*TASK OBJECTIVE*: Write out the whole listing again, exactly.

########################################

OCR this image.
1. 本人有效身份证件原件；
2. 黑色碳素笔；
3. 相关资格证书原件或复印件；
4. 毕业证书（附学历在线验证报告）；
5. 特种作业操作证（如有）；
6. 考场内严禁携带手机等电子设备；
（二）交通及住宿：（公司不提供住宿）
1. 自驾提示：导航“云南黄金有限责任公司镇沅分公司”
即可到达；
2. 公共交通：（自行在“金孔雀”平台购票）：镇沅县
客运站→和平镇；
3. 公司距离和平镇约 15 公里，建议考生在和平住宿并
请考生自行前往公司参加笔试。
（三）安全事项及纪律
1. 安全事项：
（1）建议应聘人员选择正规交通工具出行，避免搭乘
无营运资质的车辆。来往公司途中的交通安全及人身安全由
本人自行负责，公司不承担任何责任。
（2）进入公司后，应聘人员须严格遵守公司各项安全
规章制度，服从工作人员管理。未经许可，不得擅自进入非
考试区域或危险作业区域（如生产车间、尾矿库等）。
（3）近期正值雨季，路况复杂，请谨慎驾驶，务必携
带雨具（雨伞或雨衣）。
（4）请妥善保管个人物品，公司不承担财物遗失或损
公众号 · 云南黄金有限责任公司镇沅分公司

########################################

*COMPLETED TASK*:
OCR this image.
1. 本人有效身份证件原件；
2. 黑色碳素笔；
3. 相关资格证书原件或复印件；
4. 毕业证书（附学历在线验证报告）；
5. 特种作业操作证（如有）；
6. 考场内严禁携带手机等电子设备；
（二）交通及住宿：（公司不提供住宿）
1. 自驾提示：导航“云南黄金有限责任公司镇沅分公司”
即可到达；
2. 公共交通：（自行在“金孔雀”平台购票）：镇沅县
客运站→和平镇；
3. 公司距离和平镇约 15 公里，建议考生在和平住宿并
请考生自行前往公司参加笔试。
（三）安全事项及纪律
1. 安全事项：
（1）建议应聘人员选择正规交通工具出行，避免搭乘
无营运资质的车辆。来往公司途中的交通安全及人身安全由
本人自行负责，公司不承担任何责任。
（2）进入公司后，应聘人员须严格遵守公司各项安全
规章制度，服从工作人员管理。未经许可，不得擅自进入非
考试区域或危险作业区域（如生产车间、尾矿库等）。
（3）近期正值雨季，路况复杂，请谨慎驾驶，务必携
带雨具（雨伞或雨衣）。
（4）请妥善保管个人物品，公司不承担财物遗失或损
公众号 · 云南黄金有限责任公司镇沅分公司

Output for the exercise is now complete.